Prompt: Exactly as written, please set down all of the entries again, with no pictures.

— Start of Dataset records —

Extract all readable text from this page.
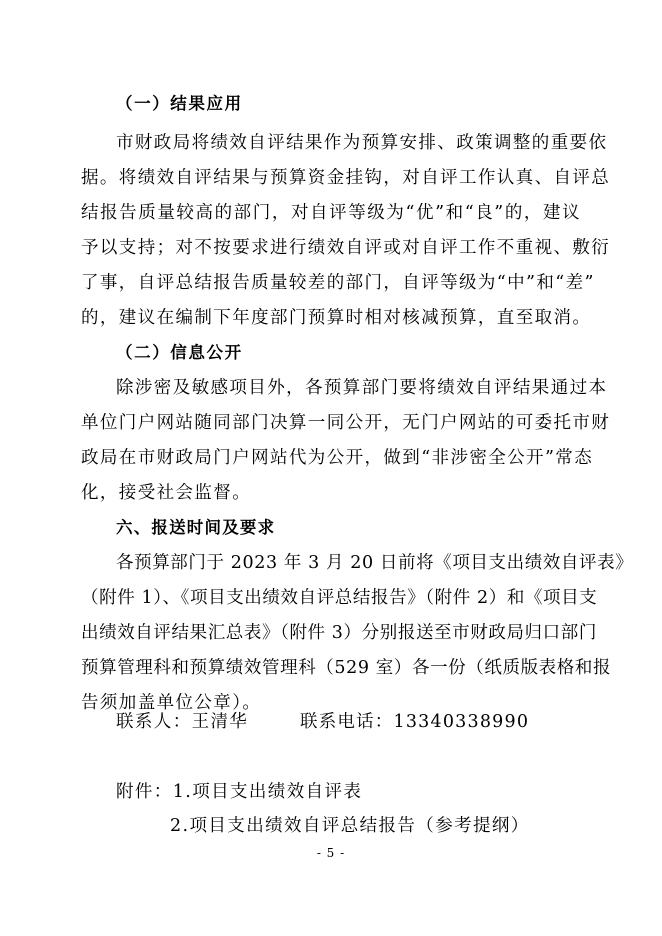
（一）结果应用
市财政局将绩效自评结果作为预算安排、政策调整的重要依
据。将绩效自评结果与预算资金挂钩，对自评工作认真、自评总
结报告质量较高的部门，对自评等级为“优”和“良”的，建议
予以支持；对不按要求进行绩效自评或对自评工作不重视、敷衍
了事，自评总结报告质量较差的部门，自评等级为“中”和“差”
的，建议在编制下年度部门预算时相对核减预算，直至取消。
（二）信息公开
除涉密及敏感项目外，各预算部门要将绩效自评结果通过本
单位门户网站随同部门决算一同公开，无门户网站的可委托市财
政局在市财政局门户网站代为公开，做到“非涉密全公开”常态
化，接受社会监督。
六、报送时间及要求
各预算部门于 2023 年 3 月 20 日前将《项目支出绩效自评表》
（附件 1）、《项目支出绩效自评总结报告》（附件 2）和《项目支
出绩效自评结果汇总表》（附件 3）分别报送至市财政局归口部门
预算管理科和预算绩效管理科（529 室）各一份（纸质版表格和报
告须加盖单位公章）。
联系人：王清华	联系电话：13340338990
附件：1.项目支出绩效自评表
2.项目支出绩效自评总结报告（参考提纲）
- 5 -
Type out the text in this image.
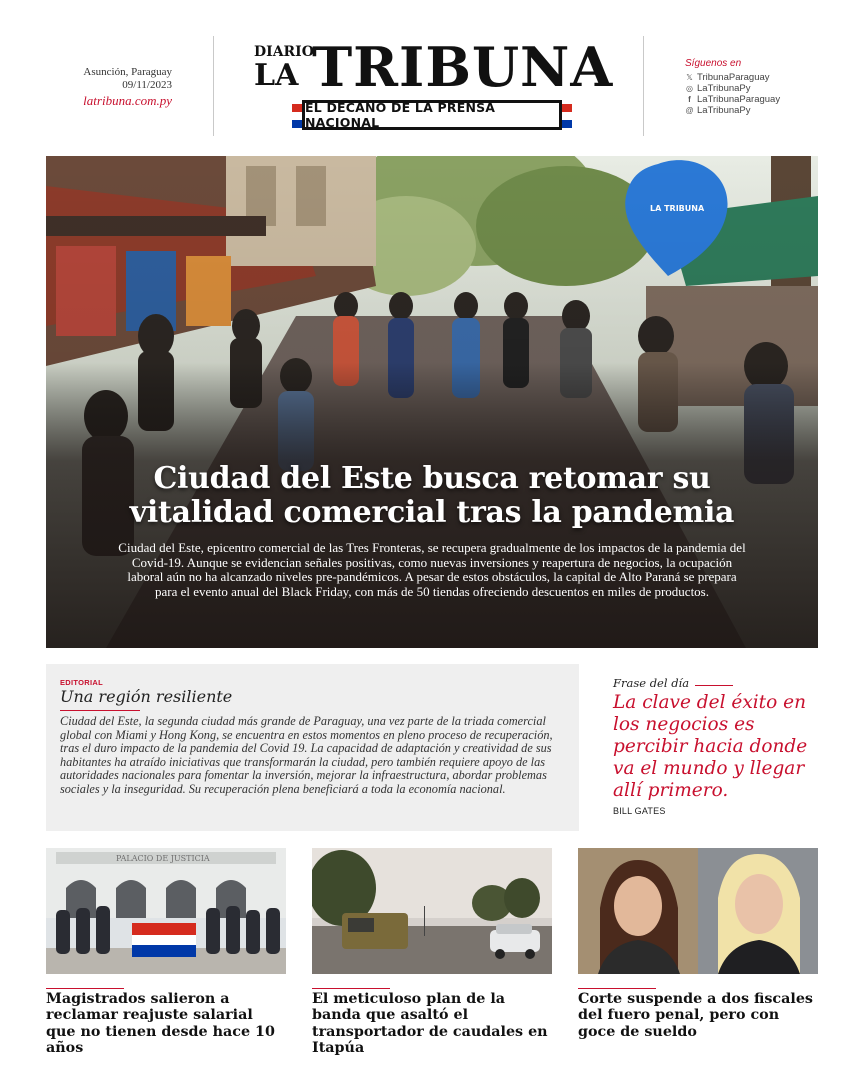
Asunción, Paraguay
09/11/2023
latribuna.com.py
DIARIO
LA TRIBUNA
EL DECANO DE LA PRENSA NACIONAL
Síguenos en
𝕏 TribunaParaguay
◎ LaTribunaPy
f LaTribunaParaguay
@ LaTribunaPy
Ciudad del Este busca retomar su
vitalidad comercial tras la pandemia

Ciudad del Este, epicentro comercial de las Tres Fronteras, se recupera gradualmente de los impactos de la pandemia del Covid-19. Aunque se evidencian señales positivas, como nuevas inversiones y reapertura de negocios, la ocupación laboral aún no ha alcanzado niveles pre-pandémicos. A pesar de estos obstáculos, la capital de Alto Paraná se prepara para el evento anual del Black Friday, con más de 50 tiendas ofreciendo descuentos en miles de productos.

EDITORIAL
Una región resiliente

Ciudad del Este, la segunda ciudad más grande de Paraguay, una vez parte de la triada comercial global con Miami y Hong Kong, se encuentra en estos momentos en pleno proceso de recuperación, tras el duro impacto de la pandemia del Covid 19. La capacidad de adaptación y creatividad de sus habitantes ha atraído iniciativas que transformarán la ciudad, pero también requiere apoyo de las autoridades nacionales para fomentar la inversión, mejorar la infraestructura, abordar problemas sociales y la inseguridad. Su recuperación plena beneficiará a toda la economía nacional.

Frase del día
La clave del éxito en los negocios es percibir hacia donde va el mundo y llegar allí primero.
BILL GATES
PALACIO DE JUSTICIA
Magistrados salieron a reclamar reajuste salarial que no tienen desde hace 10 años
El meticuloso plan de la banda que asaltó el transportador de caudales en Itapúa
Corte suspende a dos fiscales del fuero penal, pero con goce de sueldo
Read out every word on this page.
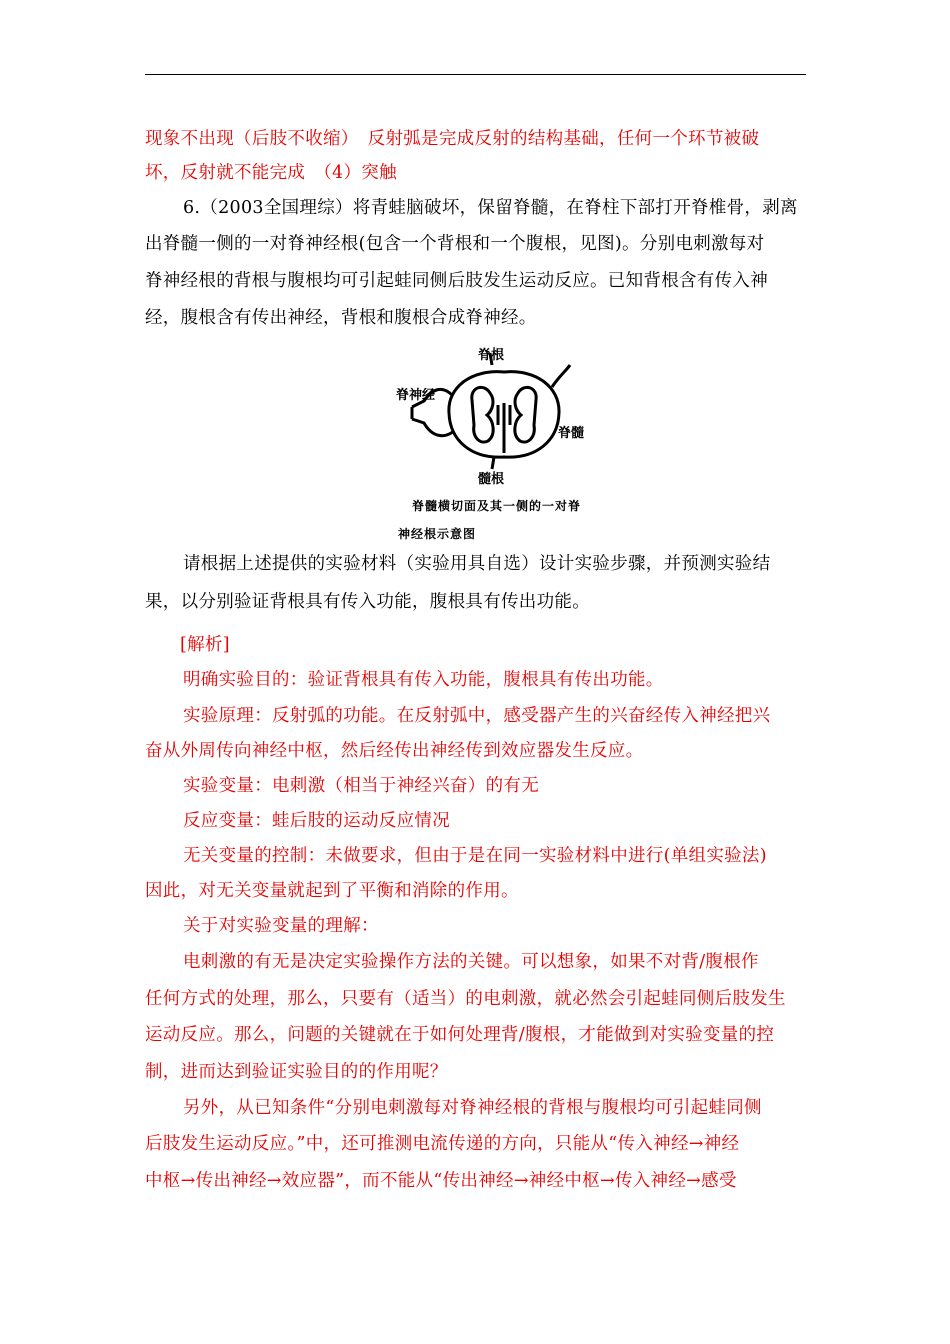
现象不出现（后肢不收缩）　反射弧是完成反射的结构基础，任何一个环节被破
坏，反射就不能完成　（4）突触
6.（2003全国理综）将青蛙脑破坏，保留脊髓，在脊柱下部打开脊椎骨，剥离
出脊髓一侧的一对脊神经根(包含一个背根和一个腹根，见图)。分别电刺激每对
脊神经根的背根与腹根均可引起蛙同侧后肢发生运动反应。已知背根含有传入神
经，腹根含有传出神经，背根和腹根合成脊神经。
脊根
脊神经
脊髓
髓根
脊髓横切面及其一侧的一对脊
神经根示意图
请根据上述提供的实验材料（实验用具自选）设计实验步骤，并预测实验结
果，以分别验证背根具有传入功能，腹根具有传出功能。
[解析]
明确实验目的：验证背根具有传入功能，腹根具有传出功能。
实验原理：反射弧的功能。在反射弧中，感受器产生的兴奋经传入神经把兴
奋从外周传向神经中枢，然后经传出神经传到效应器发生反应。
实验变量：电刺激（相当于神经兴奋）的有无
反应变量：蛙后肢的运动反应情况
无关变量的控制：未做要求，但由于是在同一实验材料中进行(单组实验法)
因此，对无关变量就起到了平衡和消除的作用。
关于对实验变量的理解：
电刺激的有无是决定实验操作方法的关键。可以想象，如果不对背/腹根作
任何方式的处理，那么，只要有（适当）的电刺激，就必然会引起蛙同侧后肢发生
运动反应。那么，问题的关键就在于如何处理背/腹根，才能做到对实验变量的控
制，进而达到验证实验目的的作用呢？
另外，从已知条件“分别电刺激每对脊神经根的背根与腹根均可引起蛙同侧
后肢发生运动反应。”中，还可推测电流传递的方向，只能从“传入神经→神经
中枢→传出神经→效应器”，而不能从“传出神经→神经中枢→传入神经→感受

— End of Dataset records —

The output:
Extract all readable text from this page.
（一）结果应用
市财政局将绩效自评结果作为预算安排、政策调整的重要依
据。将绩效自评结果与预算资金挂钩，对自评工作认真、自评总
结报告质量较高的部门，对自评等级为“优”和“良”的，建议
予以支持；对不按要求进行绩效自评或对自评工作不重视、敷衍
了事，自评总结报告质量较差的部门，自评等级为“中”和“差”
的，建议在编制下年度部门预算时相对核减预算，直至取消。
（二）信息公开
除涉密及敏感项目外，各预算部门要将绩效自评结果通过本
单位门户网站随同部门决算一同公开，无门户网站的可委托市财
政局在市财政局门户网站代为公开，做到“非涉密全公开”常态
化，接受社会监督。
六、报送时间及要求
各预算部门于 2023 年 3 月 20 日前将《项目支出绩效自评表》
（附件 1）、《项目支出绩效自评总结报告》（附件 2）和《项目支
出绩效自评结果汇总表》（附件 3）分别报送至市财政局归口部门
预算管理科和预算绩效管理科（529 室）各一份（纸质版表格和报
告须加盖单位公章）。
联系人：王清华	联系电话：13340338990
附件：1.项目支出绩效自评表
2.项目支出绩效自评总结报告（参考提纲）
- 5 -
Type out the text in this image.
Asunción, Paraguay
09/11/2023
latribuna.com.py
DIARIO
LA TRIBUNA
EL DECANO DE LA PRENSA NACIONAL
Síguenos en
𝕏 TribunaParaguay
◎ LaTribunaPy
f LaTribunaParaguay
@ LaTribunaPy
Ciudad del Este busca retomar su
vitalidad comercial tras la pandemia

Ciudad del Este, epicentro comercial de las Tres Fronteras, se recupera gradualmente de los impactos de la pandemia del Covid-19. Aunque se evidencian señales positivas, como nuevas inversiones y reapertura de negocios, la ocupación laboral aún no ha alcanzado niveles pre-pandémicos. A pesar de estos obstáculos, la capital de Alto Paraná se prepara para el evento anual del Black Friday, con más de 50 tiendas ofreciendo descuentos en miles de productos.

EDITORIAL
Una región resiliente

Ciudad del Este, la segunda ciudad más grande de Paraguay, una vez parte de la triada comercial global con Miami y Hong Kong, se encuentra en estos momentos en pleno proceso de recuperación, tras el duro impacto de la pandemia del Covid 19. La capacidad de adaptación y creatividad de sus habitantes ha atraído iniciativas que transformarán la ciudad, pero también requiere apoyo de las autoridades nacionales para fomentar la inversión, mejorar la infraestructura, abordar problemas sociales y la inseguridad. Su recuperación plena beneficiará a toda la economía nacional.

Frase del día
La clave del éxito en los negocios es percibir hacia donde va el mundo y llegar allí primero.
BILL GATES
PALACIO DE JUSTICIA
Magistrados salieron a reclamar reajuste salarial que no tienen desde hace 10 años
El meticuloso plan de la banda que asaltó el transportador de caudales en Itapúa
Corte suspende a dos fiscales del fuero penal, pero con goce de sueldo
Read out every word on this page.
现象不出现（后肢不收缩）　反射弧是完成反射的结构基础，任何一个环节被破
坏，反射就不能完成　（4）突触
6.（2003全国理综）将青蛙脑破坏，保留脊髓，在脊柱下部打开脊椎骨，剥离
出脊髓一侧的一对脊神经根(包含一个背根和一个腹根，见图)。分别电刺激每对
脊神经根的背根与腹根均可引起蛙同侧后肢发生运动反应。已知背根含有传入神
经，腹根含有传出神经，背根和腹根合成脊神经。
脊根
脊神经
脊髓
髓根
脊髓横切面及其一侧的一对脊
神经根示意图
请根据上述提供的实验材料（实验用具自选）设计实验步骤，并预测实验结
果，以分别验证背根具有传入功能，腹根具有传出功能。
[解析]
明确实验目的：验证背根具有传入功能，腹根具有传出功能。
实验原理：反射弧的功能。在反射弧中，感受器产生的兴奋经传入神经把兴
奋从外周传向神经中枢，然后经传出神经传到效应器发生反应。
实验变量：电刺激（相当于神经兴奋）的有无
反应变量：蛙后肢的运动反应情况
无关变量的控制：未做要求，但由于是在同一实验材料中进行(单组实验法)
因此，对无关变量就起到了平衡和消除的作用。
关于对实验变量的理解：
电刺激的有无是决定实验操作方法的关键。可以想象，如果不对背/腹根作
任何方式的处理，那么，只要有（适当）的电刺激，就必然会引起蛙同侧后肢发生
运动反应。那么，问题的关键就在于如何处理背/腹根，才能做到对实验变量的控
制，进而达到验证实验目的的作用呢？
另外，从已知条件“分别电刺激每对脊神经根的背根与腹根均可引起蛙同侧
后肢发生运动反应。”中，还可推测电流传递的方向，只能从“传入神经→神经
中枢→传出神经→效应器”，而不能从“传出神经→神经中枢→传入神经→感受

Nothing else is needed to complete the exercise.